>>

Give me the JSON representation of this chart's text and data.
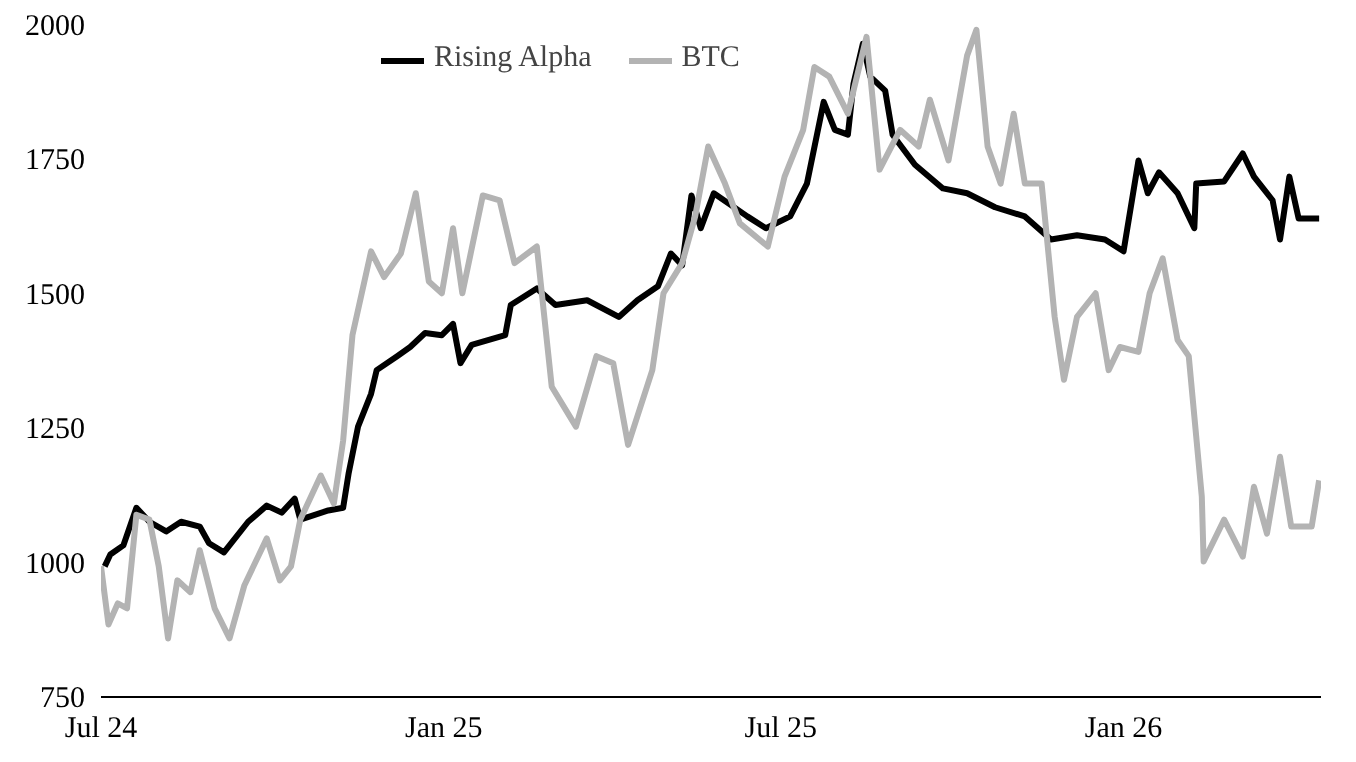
{
  "chart_data": {
    "type": "line",
    "legend": "top",
    "grid": false,
    "line_style": "solid",
    "marker": "none",
    "xlim": [
      "2024-07-01",
      "2026-04-17"
    ],
    "xticks": [
      {
        "value": "2024-07-01",
        "label": "Jul 24"
      },
      {
        "value": "2025-01-01",
        "label": "Jan 25"
      },
      {
        "value": "2025-07-01",
        "label": "Jul 25"
      },
      {
        "value": "2026-01-01",
        "label": "Jan 26"
      }
    ],
    "ylim": [
      750,
      2000
    ],
    "yticks": [
      750,
      1000,
      1250,
      1500,
      1750,
      2000
    ],
    "series": [
      {
        "name": "Rising Alpha",
        "color": "#000000",
        "x": [
          "2024-07-03",
          "2024-07-06",
          "2024-07-13",
          "2024-07-20",
          "2024-07-27",
          "2024-08-05",
          "2024-08-13",
          "2024-08-23",
          "2024-08-28",
          "2024-09-05",
          "2024-09-18",
          "2024-09-28",
          "2024-10-06",
          "2024-10-13",
          "2024-10-16",
          "2024-10-31",
          "2024-11-08",
          "2024-11-11",
          "2024-11-16",
          "2024-11-23",
          "2024-11-26",
          "2024-12-07",
          "2024-12-14",
          "2024-12-22",
          "2024-12-31",
          "2025-01-06",
          "2025-01-10",
          "2025-01-16",
          "2025-02-03",
          "2025-02-06",
          "2025-02-20",
          "2025-03-02",
          "2025-03-19",
          "2025-04-05",
          "2025-04-15",
          "2025-04-26",
          "2025-05-03",
          "2025-05-09",
          "2025-05-14",
          "2025-05-19",
          "2025-05-26",
          "2025-06-13",
          "2025-06-23",
          "2025-07-06",
          "2025-07-15",
          "2025-07-24",
          "2025-07-30",
          "2025-08-06",
          "2025-08-09",
          "2025-08-14",
          "2025-08-18",
          "2025-08-26",
          "2025-08-30",
          "2025-09-11",
          "2025-09-26",
          "2025-10-09",
          "2025-10-24",
          "2025-11-09",
          "2025-11-23",
          "2025-12-07",
          "2025-12-22",
          "2026-01-01",
          "2026-01-09",
          "2026-01-14",
          "2026-01-20",
          "2026-01-30",
          "2026-02-08",
          "2026-02-09",
          "2026-02-24",
          "2026-03-06",
          "2026-03-12",
          "2026-03-22",
          "2026-03-26",
          "2026-03-31",
          "2026-04-05",
          "2026-04-16"
        ],
        "values": [
          993,
          1015,
          1032,
          1102,
          1076,
          1058,
          1076,
          1067,
          1036,
          1019,
          1076,
          1106,
          1093,
          1119,
          1080,
          1097,
          1102,
          1167,
          1253,
          1314,
          1358,
          1384,
          1401,
          1427,
          1423,
          1444,
          1371,
          1405,
          1423,
          1479,
          1510,
          1479,
          1488,
          1457,
          1488,
          1514,
          1575,
          1553,
          1683,
          1622,
          1687,
          1644,
          1622,
          1644,
          1705,
          1857,
          1805,
          1796,
          1891,
          1965,
          1904,
          1878,
          1796,
          1740,
          1696,
          1687,
          1661,
          1644,
          1601,
          1609,
          1601,
          1579,
          1748,
          1687,
          1726,
          1687,
          1622,
          1705,
          1709,
          1761,
          1718,
          1674,
          1601,
          1718,
          1640,
          1640
        ]
      },
      {
        "name": "BTC",
        "color": "#b3b3b3",
        "x": [
          "2024-07-01",
          "2024-07-05",
          "2024-07-10",
          "2024-07-15",
          "2024-07-20",
          "2024-07-27",
          "2024-08-01",
          "2024-08-06",
          "2024-08-11",
          "2024-08-18",
          "2024-08-23",
          "2024-08-31",
          "2024-09-08",
          "2024-09-16",
          "2024-09-28",
          "2024-10-05",
          "2024-10-11",
          "2024-10-16",
          "2024-10-27",
          "2024-11-03",
          "2024-11-08",
          "2024-11-13",
          "2024-11-23",
          "2024-11-30",
          "2024-12-09",
          "2024-12-17",
          "2024-12-24",
          "2024-12-31",
          "2025-01-06",
          "2025-01-11",
          "2025-01-22",
          "2025-01-31",
          "2025-02-08",
          "2025-02-20",
          "2025-02-28",
          "2025-03-13",
          "2025-03-24",
          "2025-04-02",
          "2025-04-10",
          "2025-04-23",
          "2025-04-29",
          "2025-05-09",
          "2025-05-16",
          "2025-05-23",
          "2025-06-01",
          "2025-06-09",
          "2025-06-24",
          "2025-07-03",
          "2025-07-13",
          "2025-07-19",
          "2025-07-27",
          "2025-08-06",
          "2025-08-16",
          "2025-08-23",
          "2025-09-03",
          "2025-09-13",
          "2025-09-19",
          "2025-09-29",
          "2025-10-09",
          "2025-10-14",
          "2025-10-20",
          "2025-10-27",
          "2025-11-03",
          "2025-11-09",
          "2025-11-18",
          "2025-11-25",
          "2025-11-30",
          "2025-12-07",
          "2025-12-17",
          "2025-12-24",
          "2025-12-30",
          "2026-01-09",
          "2026-01-15",
          "2026-01-22",
          "2026-01-30",
          "2026-02-05",
          "2026-02-12",
          "2026-02-13",
          "2026-02-24",
          "2026-03-06",
          "2026-03-12",
          "2026-03-19",
          "2026-03-26",
          "2026-04-01",
          "2026-04-12",
          "2026-04-16"
        ],
        "values": [
          993,
          885,
          924,
          915,
          1089,
          1080,
          993,
          859,
          967,
          945,
          1023,
          915,
          859,
          958,
          1045,
          967,
          993,
          1080,
          1162,
          1110,
          1227,
          1423,
          1579,
          1531,
          1575,
          1687,
          1523,
          1501,
          1622,
          1501,
          1683,
          1674,
          1557,
          1588,
          1327,
          1253,
          1384,
          1371,
          1219,
          1358,
          1501,
          1557,
          1644,
          1774,
          1705,
          1631,
          1588,
          1718,
          1805,
          1922,
          1904,
          1835,
          1978,
          1731,
          1805,
          1774,
          1861,
          1748,
          1943,
          1991,
          1774,
          1705,
          1835,
          1705,
          1705,
          1457,
          1340,
          1457,
          1501,
          1358,
          1401,
          1392,
          1501,
          1566,
          1414,
          1384,
          1123,
          1002,
          1080,
          1011,
          1141,
          1054,
          1197,
          1067,
          1067,
          1153
        ]
      }
    ]
  }
}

<<

From the entries above, copy every line that holds the word "label".

#### Answer to the task
        "label": "Jul 24"
        "label": "Jan 25"
        "label": "Jul 25"
        "label": "Jan 26"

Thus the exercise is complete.